# [Problem statement]
Copy the listing below word for word, every line as it appears.
-*-
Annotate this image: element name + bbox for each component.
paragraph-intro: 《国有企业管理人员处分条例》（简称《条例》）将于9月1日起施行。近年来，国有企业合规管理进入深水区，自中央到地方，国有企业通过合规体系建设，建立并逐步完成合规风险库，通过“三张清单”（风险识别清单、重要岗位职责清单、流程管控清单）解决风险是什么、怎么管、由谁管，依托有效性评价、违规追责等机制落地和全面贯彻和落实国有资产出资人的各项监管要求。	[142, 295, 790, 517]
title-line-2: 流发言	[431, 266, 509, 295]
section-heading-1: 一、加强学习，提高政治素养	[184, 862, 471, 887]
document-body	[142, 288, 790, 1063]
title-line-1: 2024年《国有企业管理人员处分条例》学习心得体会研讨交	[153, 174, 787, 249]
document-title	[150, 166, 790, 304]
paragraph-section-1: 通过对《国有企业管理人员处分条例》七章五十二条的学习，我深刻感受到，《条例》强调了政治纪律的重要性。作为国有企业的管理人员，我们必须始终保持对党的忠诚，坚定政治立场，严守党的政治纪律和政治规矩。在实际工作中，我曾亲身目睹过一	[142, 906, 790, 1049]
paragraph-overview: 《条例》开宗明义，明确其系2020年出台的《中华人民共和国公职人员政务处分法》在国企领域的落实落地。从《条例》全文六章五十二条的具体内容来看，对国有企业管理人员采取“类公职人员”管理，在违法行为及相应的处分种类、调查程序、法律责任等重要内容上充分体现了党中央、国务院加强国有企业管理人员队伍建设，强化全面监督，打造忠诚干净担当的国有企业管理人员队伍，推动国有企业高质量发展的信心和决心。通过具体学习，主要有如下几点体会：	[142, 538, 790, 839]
-*-
# [Full answer]
Annotate this image: element name + bbox for each component.
paragraph-intro: 《国有企业管理人员处分条例》（简称《条例》）将于9月1日起施行。近年来，国有企业合规管理进入深水区，自中央到地方，国有企业通过合规体系建设，建立并逐步完成合规风险库，通过“三张清单”（风险识别清单、重要岗位职责清单、流程管控清单）解决风险是什么、怎么管、由谁管，依托有效性评价、违规追责等机制落地和全面贯彻和落实国有资产出资人的各项监管要求。	[142, 295, 790, 517]
title-line-2: 流发言	[431, 266, 509, 295]
section-heading-1: 一、加强学习，提高政治素养	[184, 862, 471, 887]
document-body	[142, 288, 790, 1063]
title-line-1: 2024年《国有企业管理人员处分条例》学习心得体会研讨交	[153, 174, 787, 249]
document-title	[150, 166, 790, 304]
paragraph-section-1: 通过对《国有企业管理人员处分条例》七章五十二条的学习，我深刻感受到，《条例》强调了政治纪律的重要性。作为国有企业的管理人员，我们必须始终保持对党的忠诚，坚定政治立场，严守党的政治纪律和政治规矩。在实际工作中，我曾亲身目睹过一	[142, 906, 790, 1049]
paragraph-overview: 《条例》开宗明义，明确其系2020年出台的《中华人民共和国公职人员政务处分法》在国企领域的落实落地。从《条例》全文六章五十二条的具体内容来看，对国有企业管理人员采取“类公职人员”管理，在违法行为及相应的处分种类、调查程序、法律责任等重要内容上充分体现了党中央、国务院加强国有企业管理人员队伍建设，强化全面监督，打造忠诚干净担当的国有企业管理人员队伍，推动国有企业高质量发展的信心和决心。通过具体学习，主要有如下几点体会：	[142, 538, 790, 839]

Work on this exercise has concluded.